[Stated exercise]
Exclude images, then output the remaining data verbatim.

[Records to process]
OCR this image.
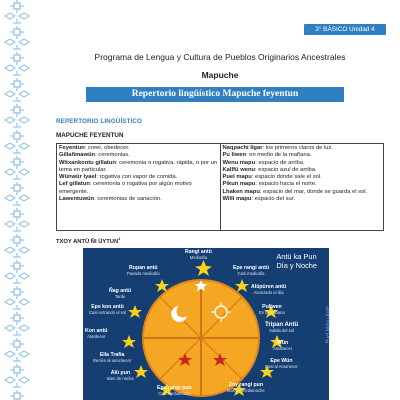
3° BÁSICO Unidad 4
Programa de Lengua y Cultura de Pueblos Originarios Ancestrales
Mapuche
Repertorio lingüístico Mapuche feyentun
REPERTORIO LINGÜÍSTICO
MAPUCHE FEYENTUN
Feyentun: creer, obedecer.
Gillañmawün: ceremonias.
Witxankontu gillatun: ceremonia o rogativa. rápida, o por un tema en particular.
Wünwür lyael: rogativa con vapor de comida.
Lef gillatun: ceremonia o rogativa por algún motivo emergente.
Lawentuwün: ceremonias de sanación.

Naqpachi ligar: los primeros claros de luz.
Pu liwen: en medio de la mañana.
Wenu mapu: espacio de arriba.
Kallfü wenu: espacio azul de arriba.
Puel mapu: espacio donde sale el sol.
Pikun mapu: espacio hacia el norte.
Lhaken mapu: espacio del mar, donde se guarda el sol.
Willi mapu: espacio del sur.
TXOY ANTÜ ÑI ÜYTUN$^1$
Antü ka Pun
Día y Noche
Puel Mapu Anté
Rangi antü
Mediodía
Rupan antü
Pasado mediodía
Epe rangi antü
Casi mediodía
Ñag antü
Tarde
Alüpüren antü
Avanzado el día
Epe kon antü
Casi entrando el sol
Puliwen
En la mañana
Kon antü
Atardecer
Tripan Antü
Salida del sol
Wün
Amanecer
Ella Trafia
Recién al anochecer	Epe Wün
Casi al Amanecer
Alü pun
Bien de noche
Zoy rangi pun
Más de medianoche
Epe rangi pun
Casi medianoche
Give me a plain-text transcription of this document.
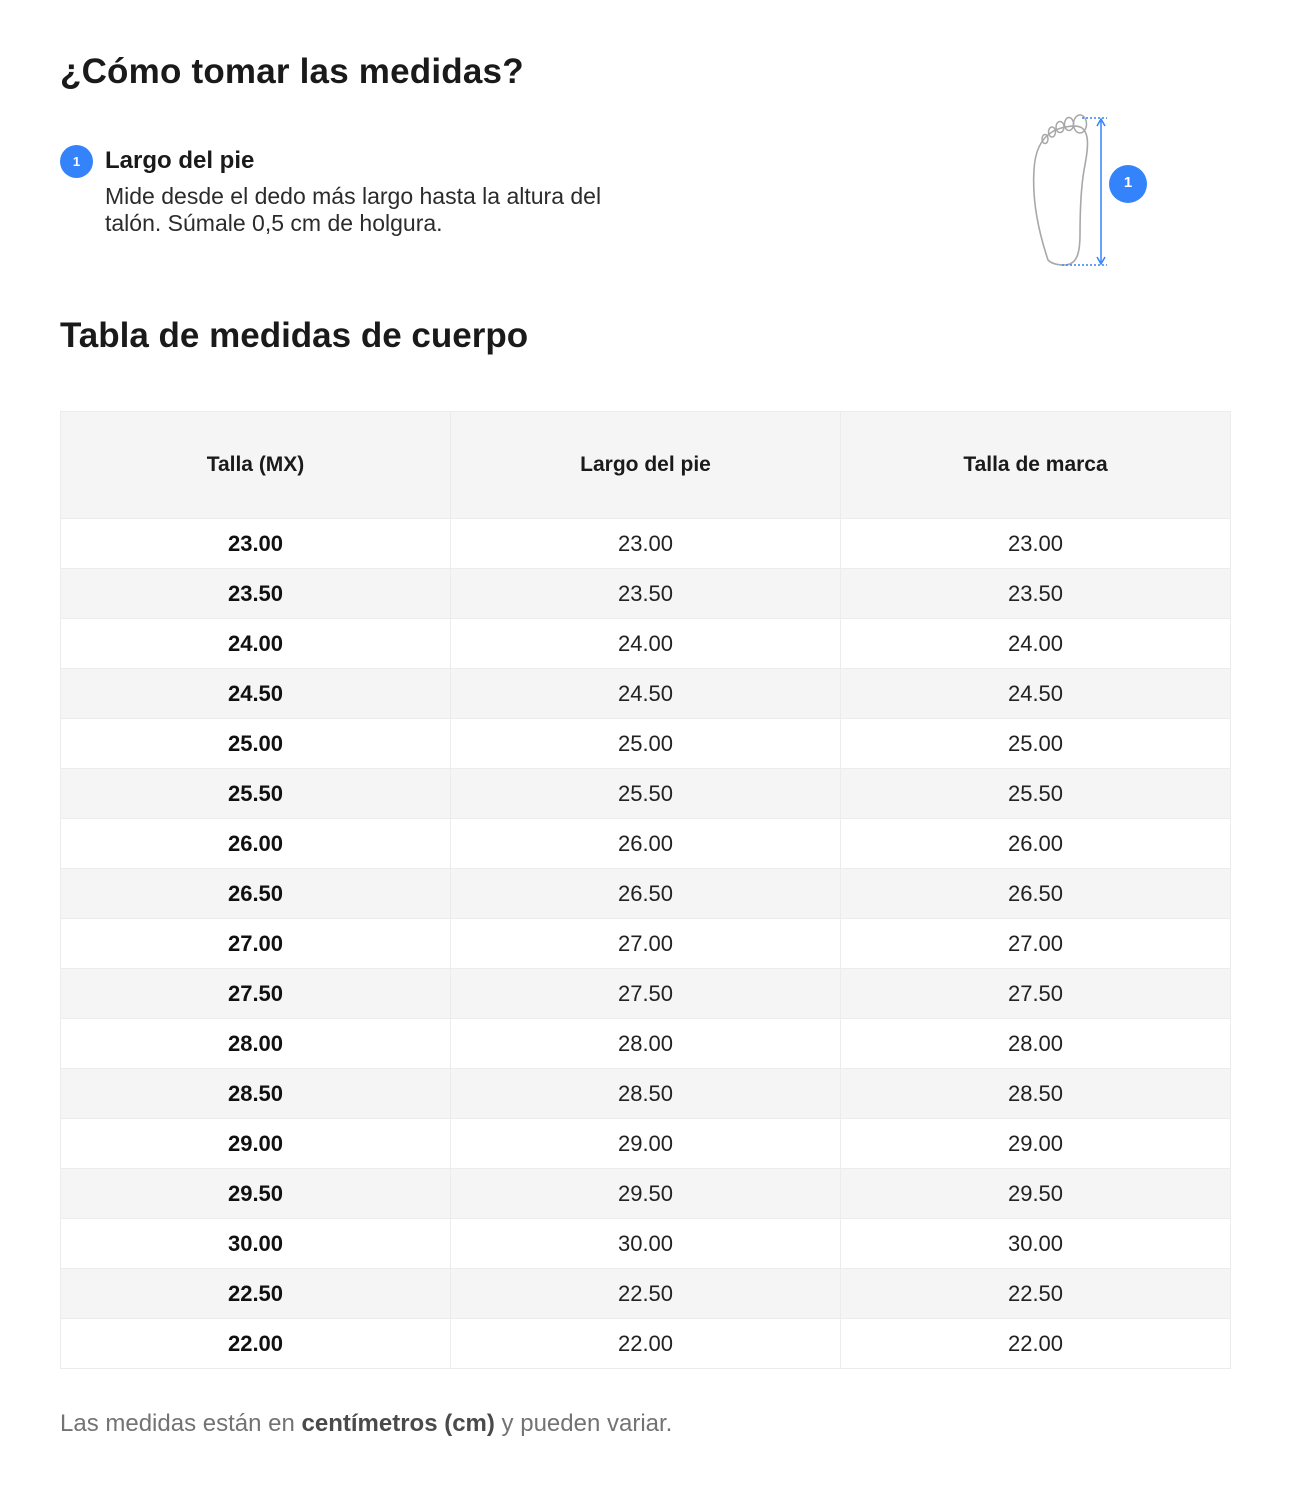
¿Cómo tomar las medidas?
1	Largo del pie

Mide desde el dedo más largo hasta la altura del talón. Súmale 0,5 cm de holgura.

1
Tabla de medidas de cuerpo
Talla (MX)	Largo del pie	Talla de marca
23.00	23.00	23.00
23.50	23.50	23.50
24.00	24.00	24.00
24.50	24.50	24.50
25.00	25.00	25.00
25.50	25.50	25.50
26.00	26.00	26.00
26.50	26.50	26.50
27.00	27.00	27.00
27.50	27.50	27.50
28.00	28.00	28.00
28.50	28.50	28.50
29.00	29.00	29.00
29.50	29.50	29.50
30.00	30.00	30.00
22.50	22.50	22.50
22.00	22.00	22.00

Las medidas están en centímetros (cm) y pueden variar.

[Exercise solution]
OCR this image.
3° BÁSICO Unidad 4
Programa de Lengua y Cultura de Pueblos Originarios Ancestrales
Mapuche
Repertorio lingüístico Mapuche feyentun
REPERTORIO LINGÜÍSTICO
MAPUCHE FEYENTUN
Feyentun: creer, obedecer.
Gillañmawün: ceremonias.
Witxankontu gillatun: ceremonia o rogativa. rápida, o por un tema en particular.
Wünwür lyael: rogativa con vapor de comida.
Lef gillatun: ceremonia o rogativa por algún motivo emergente.
Lawentuwün: ceremonias de sanación.

Naqpachi ligar: los primeros claros de luz.
Pu liwen: en medio de la mañana.
Wenu mapu: espacio de arriba.
Kallfü wenu: espacio azul de arriba.
Puel mapu: espacio donde sale el sol.
Pikun mapu: espacio hacia el norte.
Lhaken mapu: espacio del mar, donde se guarda el sol.
Willi mapu: espacio del sur.
TXOY ANTÜ ÑI ÜYTUN$^1$
Antü ka Pun
Día y Noche
Puel Mapu Anté
Rangi antü
Mediodía
Rupan antü
Pasado mediodía
Epe rangi antü
Casi mediodía
Ñag antü
Tarde
Alüpüren antü
Avanzado el día
Epe kon antü
Casi entrando el sol
Puliwen
En la mañana
Kon antü
Atardecer
Tripan Antü
Salida del sol
Wün
Amanecer
Ella Trafia
Recién al anochecer	Epe Wün
Casi al Amanecer
Alü pun
Bien de noche
Zoy rangi pun
Más de medianoche
Epe rangi pun
Casi medianoche
Give me a plain-text transcription of this document.
¿Cómo tomar las medidas?
1	Largo del pie

Mide desde el dedo más largo hasta la altura del talón. Súmale 0,5 cm de holgura.

1
Tabla de medidas de cuerpo
Talla (MX)	Largo del pie	Talla de marca
23.00	23.00	23.00
23.50	23.50	23.50
24.00	24.00	24.00
24.50	24.50	24.50
25.00	25.00	25.00
25.50	25.50	25.50
26.00	26.00	26.00
26.50	26.50	26.50
27.00	27.00	27.00
27.50	27.50	27.50
28.00	28.00	28.00
28.50	28.50	28.50
29.00	29.00	29.00
29.50	29.50	29.50
30.00	30.00	30.00
22.50	22.50	22.50
22.00	22.00	22.00

Las medidas están en centímetros (cm) y pueden variar.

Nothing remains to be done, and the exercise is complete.